>> BEGIN MATERIAL SUPPLIED

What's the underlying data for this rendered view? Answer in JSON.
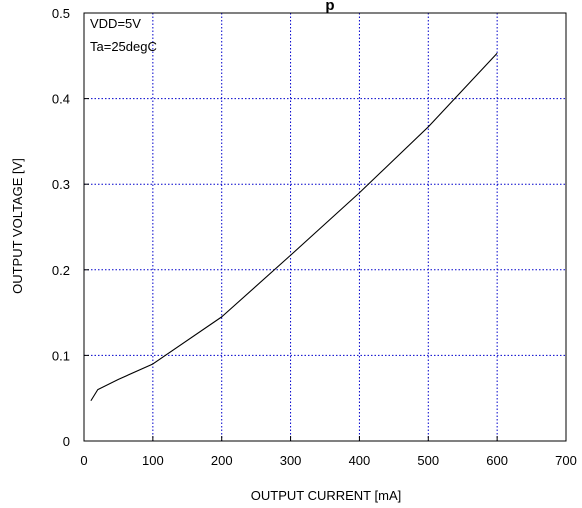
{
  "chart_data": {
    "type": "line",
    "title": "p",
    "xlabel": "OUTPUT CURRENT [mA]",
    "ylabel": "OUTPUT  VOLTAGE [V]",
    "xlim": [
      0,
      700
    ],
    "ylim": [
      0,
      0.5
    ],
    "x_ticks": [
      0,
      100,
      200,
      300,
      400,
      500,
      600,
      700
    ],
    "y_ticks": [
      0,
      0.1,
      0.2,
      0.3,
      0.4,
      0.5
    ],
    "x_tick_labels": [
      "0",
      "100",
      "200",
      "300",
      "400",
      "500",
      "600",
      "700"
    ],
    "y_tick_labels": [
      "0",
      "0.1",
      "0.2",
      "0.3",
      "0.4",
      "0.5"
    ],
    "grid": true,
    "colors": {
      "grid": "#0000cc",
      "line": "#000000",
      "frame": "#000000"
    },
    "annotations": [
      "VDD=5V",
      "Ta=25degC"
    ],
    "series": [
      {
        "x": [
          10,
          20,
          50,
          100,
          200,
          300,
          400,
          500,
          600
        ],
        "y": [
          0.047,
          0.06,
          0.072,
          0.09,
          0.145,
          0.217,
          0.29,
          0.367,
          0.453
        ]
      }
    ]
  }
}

>> END MATERIAL SUPPLIED
>> BEGIN MATERIAL SUPPLIED

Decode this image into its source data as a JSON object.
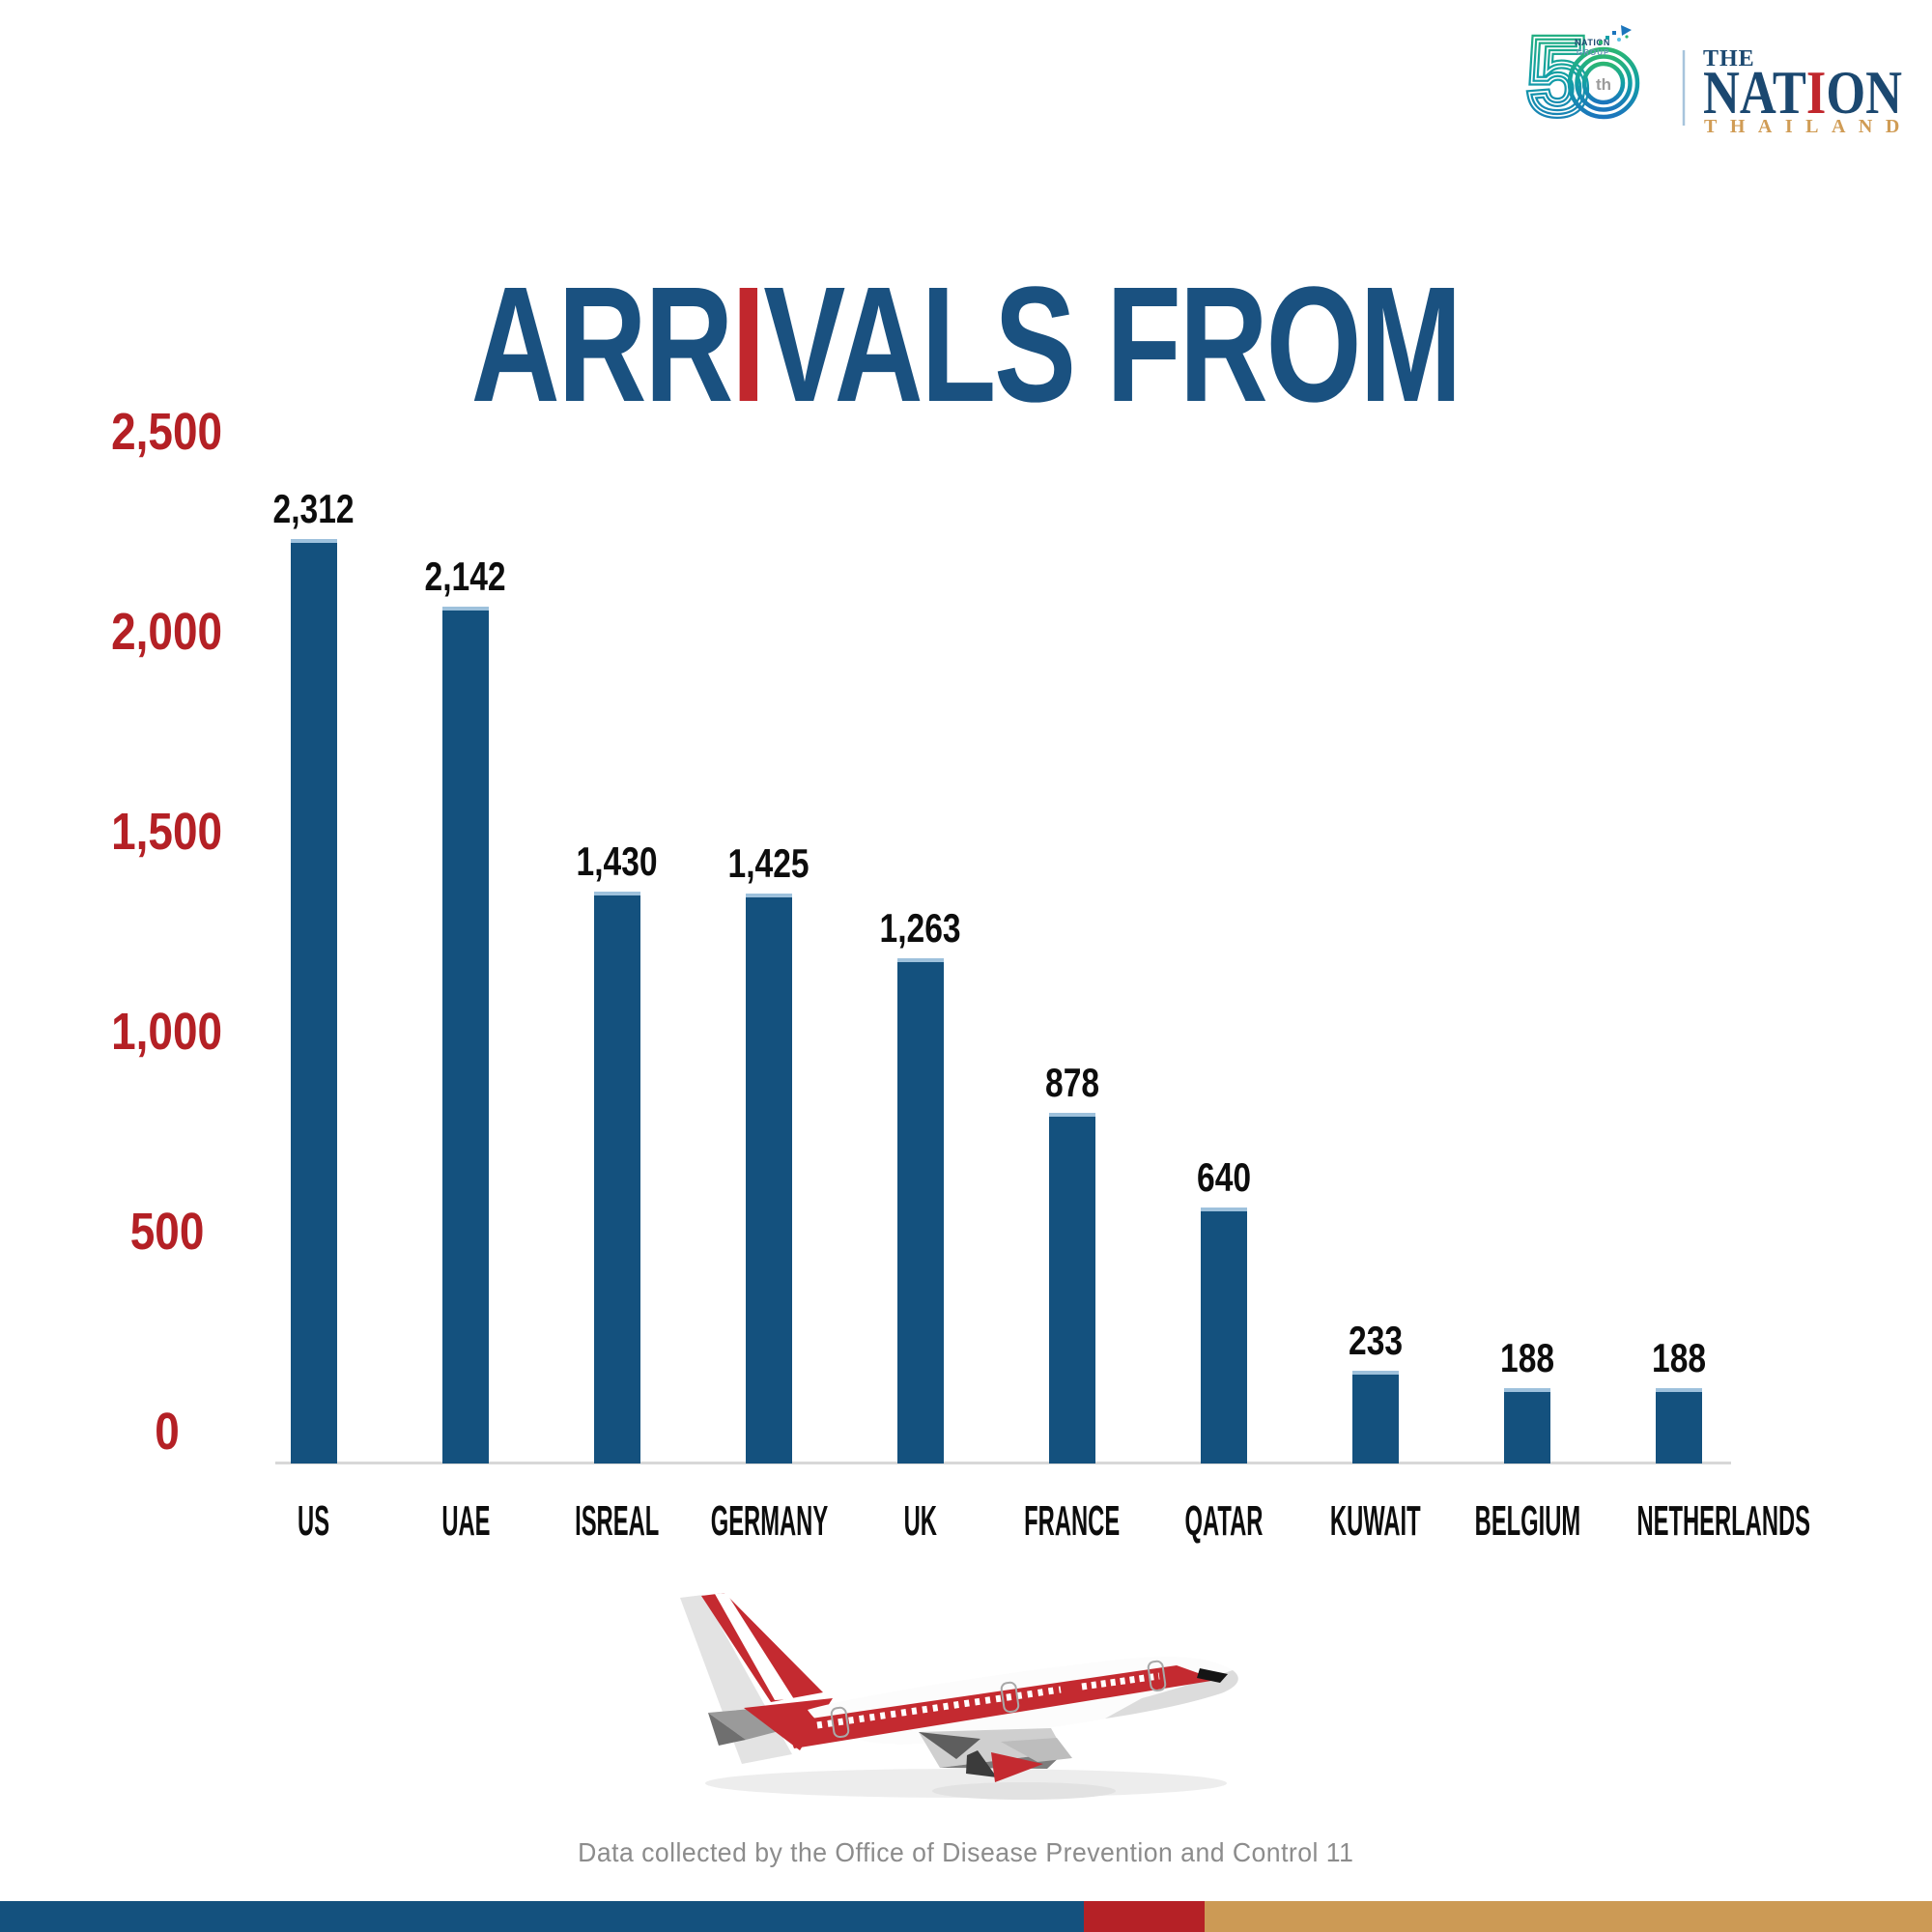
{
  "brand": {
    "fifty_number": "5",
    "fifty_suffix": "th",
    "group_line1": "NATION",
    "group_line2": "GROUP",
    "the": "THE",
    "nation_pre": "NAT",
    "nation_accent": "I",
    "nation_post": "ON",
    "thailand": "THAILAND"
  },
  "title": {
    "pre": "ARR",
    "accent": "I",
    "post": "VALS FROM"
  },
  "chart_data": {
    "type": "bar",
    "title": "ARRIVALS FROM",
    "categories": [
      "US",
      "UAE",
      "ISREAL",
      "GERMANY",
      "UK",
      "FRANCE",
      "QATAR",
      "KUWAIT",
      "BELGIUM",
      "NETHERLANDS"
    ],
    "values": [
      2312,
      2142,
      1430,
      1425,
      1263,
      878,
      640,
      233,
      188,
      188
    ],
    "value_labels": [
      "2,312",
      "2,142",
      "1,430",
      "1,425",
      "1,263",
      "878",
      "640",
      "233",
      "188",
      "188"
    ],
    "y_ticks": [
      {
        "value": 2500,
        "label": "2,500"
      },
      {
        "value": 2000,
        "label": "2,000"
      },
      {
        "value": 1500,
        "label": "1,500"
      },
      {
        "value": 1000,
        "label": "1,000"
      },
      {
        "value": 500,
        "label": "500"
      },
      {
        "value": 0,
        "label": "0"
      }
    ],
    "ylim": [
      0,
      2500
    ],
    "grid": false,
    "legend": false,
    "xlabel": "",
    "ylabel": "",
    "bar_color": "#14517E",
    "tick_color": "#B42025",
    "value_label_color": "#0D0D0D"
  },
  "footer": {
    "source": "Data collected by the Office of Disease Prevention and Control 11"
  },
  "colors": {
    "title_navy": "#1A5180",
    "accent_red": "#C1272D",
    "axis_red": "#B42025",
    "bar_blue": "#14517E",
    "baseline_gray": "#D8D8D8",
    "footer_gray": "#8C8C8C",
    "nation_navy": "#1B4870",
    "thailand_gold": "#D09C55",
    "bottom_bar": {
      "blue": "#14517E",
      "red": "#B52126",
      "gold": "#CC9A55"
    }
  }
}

>> END MATERIAL SUPPLIED

*SHORT TASK*
Copy out every line in the entries above that holds "this".

*RESPONSE*
What's the underlying data for this rendered view? Answer in JSON.
Decode this image into its source data as a JSON object.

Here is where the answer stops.